[BEGIN DATA SECTION]

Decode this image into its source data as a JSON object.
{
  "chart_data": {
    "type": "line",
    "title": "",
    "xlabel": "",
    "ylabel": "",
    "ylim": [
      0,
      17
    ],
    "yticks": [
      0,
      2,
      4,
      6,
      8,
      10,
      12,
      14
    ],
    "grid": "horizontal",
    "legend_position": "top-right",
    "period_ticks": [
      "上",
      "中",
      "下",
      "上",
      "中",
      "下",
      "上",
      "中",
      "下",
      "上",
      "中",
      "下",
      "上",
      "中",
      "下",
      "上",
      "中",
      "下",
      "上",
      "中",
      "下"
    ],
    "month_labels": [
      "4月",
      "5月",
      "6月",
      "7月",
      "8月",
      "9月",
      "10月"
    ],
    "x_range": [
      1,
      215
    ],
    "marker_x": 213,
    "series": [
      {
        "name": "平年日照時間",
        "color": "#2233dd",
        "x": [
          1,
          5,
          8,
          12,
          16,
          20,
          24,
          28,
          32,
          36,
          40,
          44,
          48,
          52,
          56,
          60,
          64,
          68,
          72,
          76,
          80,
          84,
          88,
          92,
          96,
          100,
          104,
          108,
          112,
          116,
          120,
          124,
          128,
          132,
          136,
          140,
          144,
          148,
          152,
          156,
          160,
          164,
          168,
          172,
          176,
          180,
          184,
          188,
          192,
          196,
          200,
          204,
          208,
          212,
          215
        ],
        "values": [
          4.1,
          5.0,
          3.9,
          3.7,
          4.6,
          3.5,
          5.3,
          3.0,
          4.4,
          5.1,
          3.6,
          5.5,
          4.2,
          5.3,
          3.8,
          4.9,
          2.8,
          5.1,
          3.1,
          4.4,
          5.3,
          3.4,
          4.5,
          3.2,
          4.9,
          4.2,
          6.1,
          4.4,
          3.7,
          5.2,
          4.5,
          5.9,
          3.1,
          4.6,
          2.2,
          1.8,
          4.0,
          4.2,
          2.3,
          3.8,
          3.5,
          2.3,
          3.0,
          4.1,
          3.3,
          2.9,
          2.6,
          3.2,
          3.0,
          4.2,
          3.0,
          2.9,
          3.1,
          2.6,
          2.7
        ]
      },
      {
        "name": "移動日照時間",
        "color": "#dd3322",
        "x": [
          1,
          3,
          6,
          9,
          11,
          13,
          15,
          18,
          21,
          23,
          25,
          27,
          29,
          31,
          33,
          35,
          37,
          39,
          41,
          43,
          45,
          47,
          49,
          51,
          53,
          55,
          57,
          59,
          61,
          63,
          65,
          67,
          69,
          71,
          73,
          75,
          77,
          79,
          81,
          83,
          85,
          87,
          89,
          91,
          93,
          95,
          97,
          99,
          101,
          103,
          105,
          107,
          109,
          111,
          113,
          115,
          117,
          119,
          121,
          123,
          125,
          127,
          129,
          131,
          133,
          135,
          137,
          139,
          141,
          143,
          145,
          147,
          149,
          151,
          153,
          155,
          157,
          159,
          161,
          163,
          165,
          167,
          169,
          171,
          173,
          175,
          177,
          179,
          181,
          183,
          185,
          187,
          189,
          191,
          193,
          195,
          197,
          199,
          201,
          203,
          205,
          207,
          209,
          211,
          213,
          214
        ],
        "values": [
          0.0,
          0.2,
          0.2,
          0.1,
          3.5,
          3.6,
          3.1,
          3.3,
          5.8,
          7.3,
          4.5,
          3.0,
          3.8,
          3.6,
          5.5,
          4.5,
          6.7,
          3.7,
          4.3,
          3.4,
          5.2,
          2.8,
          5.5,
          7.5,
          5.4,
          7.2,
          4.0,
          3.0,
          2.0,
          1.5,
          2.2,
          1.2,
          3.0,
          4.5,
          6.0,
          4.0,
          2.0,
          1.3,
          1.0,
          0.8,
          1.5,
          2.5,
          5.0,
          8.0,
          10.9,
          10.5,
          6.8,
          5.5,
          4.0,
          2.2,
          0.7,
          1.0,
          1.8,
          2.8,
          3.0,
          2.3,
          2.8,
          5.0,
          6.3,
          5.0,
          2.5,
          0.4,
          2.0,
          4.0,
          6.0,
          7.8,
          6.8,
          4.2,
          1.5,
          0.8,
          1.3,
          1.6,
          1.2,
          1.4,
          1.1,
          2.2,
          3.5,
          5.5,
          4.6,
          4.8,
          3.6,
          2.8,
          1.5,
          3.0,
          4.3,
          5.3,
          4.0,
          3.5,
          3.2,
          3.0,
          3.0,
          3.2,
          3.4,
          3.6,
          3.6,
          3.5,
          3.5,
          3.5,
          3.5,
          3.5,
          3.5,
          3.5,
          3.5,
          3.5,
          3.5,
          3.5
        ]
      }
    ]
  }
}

[END DATA SECTION]

EXERCISE
Produce an exact copy of all the records.

ANSWER
Decode this image into its source data as a JSON object.
{
  "chart_data": {
    "type": "line",
    "title": "",
    "xlabel": "",
    "ylabel": "",
    "ylim": [
      0,
      17
    ],
    "yticks": [
      0,
      2,
      4,
      6,
      8,
      10,
      12,
      14
    ],
    "grid": "horizontal",
    "legend_position": "top-right",
    "period_ticks": [
      "上",
      "中",
      "下",
      "上",
      "中",
      "下",
      "上",
      "中",
      "下",
      "上",
      "中",
      "下",
      "上",
      "中",
      "下",
      "上",
      "中",
      "下",
      "上",
      "中",
      "下"
    ],
    "month_labels": [
      "4月",
      "5月",
      "6月",
      "7月",
      "8月",
      "9月",
      "10月"
    ],
    "x_range": [
      1,
      215
    ],
    "marker_x": 213,
    "series": [
      {
        "name": "平年日照時間",
        "color": "#2233dd",
        "x": [
          1,
          5,
          8,
          12,
          16,
          20,
          24,
          28,
          32,
          36,
          40,
          44,
          48,
          52,
          56,
          60,
          64,
          68,
          72,
          76,
          80,
          84,
          88,
          92,
          96,
          100,
          104,
          108,
          112,
          116,
          120,
          124,
          128,
          132,
          136,
          140,
          144,
          148,
          152,
          156,
          160,
          164,
          168,
          172,
          176,
          180,
          184,
          188,
          192,
          196,
          200,
          204,
          208,
          212,
          215
        ],
        "values": [
          4.1,
          5.0,
          3.9,
          3.7,
          4.6,
          3.5,
          5.3,
          3.0,
          4.4,
          5.1,
          3.6,
          5.5,
          4.2,
          5.3,
          3.8,
          4.9,
          2.8,
          5.1,
          3.1,
          4.4,
          5.3,
          3.4,
          4.5,
          3.2,
          4.9,
          4.2,
          6.1,
          4.4,
          3.7,
          5.2,
          4.5,
          5.9,
          3.1,
          4.6,
          2.2,
          1.8,
          4.0,
          4.2,
          2.3,
          3.8,
          3.5,
          2.3,
          3.0,
          4.1,
          3.3,
          2.9,
          2.6,
          3.2,
          3.0,
          4.2,
          3.0,
          2.9,
          3.1,
          2.6,
          2.7
        ]
      },
      {
        "name": "移動日照時間",
        "color": "#dd3322",
        "x": [
          1,
          3,
          6,
          9,
          11,
          13,
          15,
          18,
          21,
          23,
          25,
          27,
          29,
          31,
          33,
          35,
          37,
          39,
          41,
          43,
          45,
          47,
          49,
          51,
          53,
          55,
          57,
          59,
          61,
          63,
          65,
          67,
          69,
          71,
          73,
          75,
          77,
          79,
          81,
          83,
          85,
          87,
          89,
          91,
          93,
          95,
          97,
          99,
          101,
          103,
          105,
          107,
          109,
          111,
          113,
          115,
          117,
          119,
          121,
          123,
          125,
          127,
          129,
          131,
          133,
          135,
          137,
          139,
          141,
          143,
          145,
          147,
          149,
          151,
          153,
          155,
          157,
          159,
          161,
          163,
          165,
          167,
          169,
          171,
          173,
          175,
          177,
          179,
          181,
          183,
          185,
          187,
          189,
          191,
          193,
          195,
          197,
          199,
          201,
          203,
          205,
          207,
          209,
          211,
          213,
          214
        ],
        "values": [
          0.0,
          0.2,
          0.2,
          0.1,
          3.5,
          3.6,
          3.1,
          3.3,
          5.8,
          7.3,
          4.5,
          3.0,
          3.8,
          3.6,
          5.5,
          4.5,
          6.7,
          3.7,
          4.3,
          3.4,
          5.2,
          2.8,
          5.5,
          7.5,
          5.4,
          7.2,
          4.0,
          3.0,
          2.0,
          1.5,
          2.2,
          1.2,
          3.0,
          4.5,
          6.0,
          4.0,
          2.0,
          1.3,
          1.0,
          0.8,
          1.5,
          2.5,
          5.0,
          8.0,
          10.9,
          10.5,
          6.8,
          5.5,
          4.0,
          2.2,
          0.7,
          1.0,
          1.8,
          2.8,
          3.0,
          2.3,
          2.8,
          5.0,
          6.3,
          5.0,
          2.5,
          0.4,
          2.0,
          4.0,
          6.0,
          7.8,
          6.8,
          4.2,
          1.5,
          0.8,
          1.3,
          1.6,
          1.2,
          1.4,
          1.1,
          2.2,
          3.5,
          5.5,
          4.6,
          4.8,
          3.6,
          2.8,
          1.5,
          3.0,
          4.3,
          5.3,
          4.0,
          3.5,
          3.2,
          3.0,
          3.0,
          3.2,
          3.4,
          3.6,
          3.6,
          3.5,
          3.5,
          3.5,
          3.5,
          3.5,
          3.5,
          3.5,
          3.5,
          3.5,
          3.5,
          3.5
        ]
      }
    ]
  }
}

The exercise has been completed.